▶ **Problem to solve**
List each line of the data that holds the string "subject".
------ Extracted records
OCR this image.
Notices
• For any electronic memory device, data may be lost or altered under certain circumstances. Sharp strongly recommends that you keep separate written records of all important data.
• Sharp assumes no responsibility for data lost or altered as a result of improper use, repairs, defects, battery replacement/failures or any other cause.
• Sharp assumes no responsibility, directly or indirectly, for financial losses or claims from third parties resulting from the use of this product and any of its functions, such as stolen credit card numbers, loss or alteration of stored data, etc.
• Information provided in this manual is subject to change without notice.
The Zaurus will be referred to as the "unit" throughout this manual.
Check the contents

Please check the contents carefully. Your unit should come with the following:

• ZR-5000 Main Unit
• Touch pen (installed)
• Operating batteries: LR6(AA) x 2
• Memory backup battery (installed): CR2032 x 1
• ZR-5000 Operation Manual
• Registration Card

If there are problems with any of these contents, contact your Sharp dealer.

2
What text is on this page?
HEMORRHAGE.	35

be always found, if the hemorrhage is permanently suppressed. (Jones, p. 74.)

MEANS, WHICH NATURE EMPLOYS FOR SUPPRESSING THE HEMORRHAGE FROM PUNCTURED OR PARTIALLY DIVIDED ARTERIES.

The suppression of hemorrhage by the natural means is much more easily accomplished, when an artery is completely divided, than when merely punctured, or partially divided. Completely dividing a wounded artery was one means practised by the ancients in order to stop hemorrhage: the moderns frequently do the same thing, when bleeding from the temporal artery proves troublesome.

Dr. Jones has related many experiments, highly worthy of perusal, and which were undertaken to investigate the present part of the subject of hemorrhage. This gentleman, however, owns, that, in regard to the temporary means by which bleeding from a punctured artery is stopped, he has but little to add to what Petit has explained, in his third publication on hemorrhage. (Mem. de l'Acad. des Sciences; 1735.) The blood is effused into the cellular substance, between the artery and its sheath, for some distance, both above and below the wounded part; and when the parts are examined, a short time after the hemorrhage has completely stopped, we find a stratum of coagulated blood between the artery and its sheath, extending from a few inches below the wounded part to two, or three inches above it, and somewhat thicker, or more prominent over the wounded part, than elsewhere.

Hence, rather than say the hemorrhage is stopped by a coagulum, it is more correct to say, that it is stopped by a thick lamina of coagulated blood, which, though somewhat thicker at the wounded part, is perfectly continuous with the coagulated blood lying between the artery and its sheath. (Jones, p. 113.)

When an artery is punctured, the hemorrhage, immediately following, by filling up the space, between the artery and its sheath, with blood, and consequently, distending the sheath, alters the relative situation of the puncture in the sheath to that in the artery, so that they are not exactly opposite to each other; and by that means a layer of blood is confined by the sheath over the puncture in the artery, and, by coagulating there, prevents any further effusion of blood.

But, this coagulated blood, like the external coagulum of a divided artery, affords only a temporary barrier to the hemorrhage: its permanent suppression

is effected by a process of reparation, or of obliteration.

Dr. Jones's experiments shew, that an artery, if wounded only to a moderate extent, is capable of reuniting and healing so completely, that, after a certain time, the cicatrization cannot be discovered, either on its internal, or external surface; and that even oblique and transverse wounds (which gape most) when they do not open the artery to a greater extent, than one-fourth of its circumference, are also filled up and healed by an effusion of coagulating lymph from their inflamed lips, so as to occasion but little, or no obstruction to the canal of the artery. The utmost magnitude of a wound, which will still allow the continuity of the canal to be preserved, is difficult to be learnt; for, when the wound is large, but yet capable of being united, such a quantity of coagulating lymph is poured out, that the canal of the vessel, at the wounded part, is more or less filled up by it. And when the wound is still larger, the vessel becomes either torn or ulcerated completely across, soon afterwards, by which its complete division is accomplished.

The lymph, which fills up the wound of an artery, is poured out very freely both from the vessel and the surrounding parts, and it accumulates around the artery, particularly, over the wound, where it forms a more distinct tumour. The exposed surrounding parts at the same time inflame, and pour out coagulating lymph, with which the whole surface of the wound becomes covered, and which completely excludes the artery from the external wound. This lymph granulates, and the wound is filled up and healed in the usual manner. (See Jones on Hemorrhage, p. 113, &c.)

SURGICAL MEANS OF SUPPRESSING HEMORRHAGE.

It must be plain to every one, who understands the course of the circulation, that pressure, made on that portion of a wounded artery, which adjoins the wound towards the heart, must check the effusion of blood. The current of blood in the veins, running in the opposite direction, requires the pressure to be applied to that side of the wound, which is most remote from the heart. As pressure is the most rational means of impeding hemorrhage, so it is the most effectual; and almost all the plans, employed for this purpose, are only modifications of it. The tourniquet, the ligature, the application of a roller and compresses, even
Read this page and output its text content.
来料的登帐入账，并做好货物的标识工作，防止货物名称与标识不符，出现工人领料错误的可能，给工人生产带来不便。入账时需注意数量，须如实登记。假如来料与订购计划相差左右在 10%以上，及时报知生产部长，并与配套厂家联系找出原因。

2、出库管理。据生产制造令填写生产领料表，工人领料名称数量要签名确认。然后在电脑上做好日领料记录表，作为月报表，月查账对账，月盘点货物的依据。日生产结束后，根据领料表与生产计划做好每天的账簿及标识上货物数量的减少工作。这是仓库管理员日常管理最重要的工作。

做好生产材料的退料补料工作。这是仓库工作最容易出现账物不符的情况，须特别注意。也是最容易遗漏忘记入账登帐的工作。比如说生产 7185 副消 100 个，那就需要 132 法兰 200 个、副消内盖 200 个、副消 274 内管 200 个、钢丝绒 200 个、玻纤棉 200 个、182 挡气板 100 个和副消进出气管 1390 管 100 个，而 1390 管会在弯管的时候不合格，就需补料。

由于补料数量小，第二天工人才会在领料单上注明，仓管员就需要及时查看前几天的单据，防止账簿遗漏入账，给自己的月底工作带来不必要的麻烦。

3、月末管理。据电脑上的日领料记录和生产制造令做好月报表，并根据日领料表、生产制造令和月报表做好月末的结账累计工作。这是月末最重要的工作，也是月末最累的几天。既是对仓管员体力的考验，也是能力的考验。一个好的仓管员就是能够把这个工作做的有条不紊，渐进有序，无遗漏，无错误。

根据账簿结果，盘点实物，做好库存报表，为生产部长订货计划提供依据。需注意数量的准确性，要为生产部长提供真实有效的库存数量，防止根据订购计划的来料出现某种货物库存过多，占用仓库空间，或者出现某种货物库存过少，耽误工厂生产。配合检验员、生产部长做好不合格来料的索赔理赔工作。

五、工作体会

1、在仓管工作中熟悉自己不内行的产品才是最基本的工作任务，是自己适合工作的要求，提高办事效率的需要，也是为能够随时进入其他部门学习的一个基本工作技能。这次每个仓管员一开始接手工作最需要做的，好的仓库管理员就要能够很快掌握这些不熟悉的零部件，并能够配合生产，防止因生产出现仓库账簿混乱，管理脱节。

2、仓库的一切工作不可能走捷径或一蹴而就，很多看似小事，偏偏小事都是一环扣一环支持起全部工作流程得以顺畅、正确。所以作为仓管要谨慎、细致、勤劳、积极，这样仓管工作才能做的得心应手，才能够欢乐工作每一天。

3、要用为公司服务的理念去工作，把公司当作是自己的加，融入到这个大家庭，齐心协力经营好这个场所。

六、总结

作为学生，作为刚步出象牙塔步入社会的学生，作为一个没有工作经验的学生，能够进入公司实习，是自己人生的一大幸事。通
------------
▶ **Answer in full**
• Information provided in this manual is subject to change without notice.
Dr. Jones has related many experiments, highly worthy of perusal, and which were undertaken to investigate the present part of the subject of hemorrhage. This gentleman, however, owns, that, in regard to the temporary means by which bleeding from a punctured artery is stopped, he has but little to add to what Petit has explained, in his third publication on hemorrhage. (Mem. de l'Acad. des Sciences; 1735.) The blood is effused into the cellular substance, between the artery and its sheath, for some distance, both above and below the wounded part; and when the parts are examined, a short time after the hemorrhage has completely stopped, we find a stratum of coagulated blood between the artery and its sheath, extending from a few inches below the wounded part to two, or three inches above it, and somewhat thicker, or more prominent over the wounded part, than elsewhere.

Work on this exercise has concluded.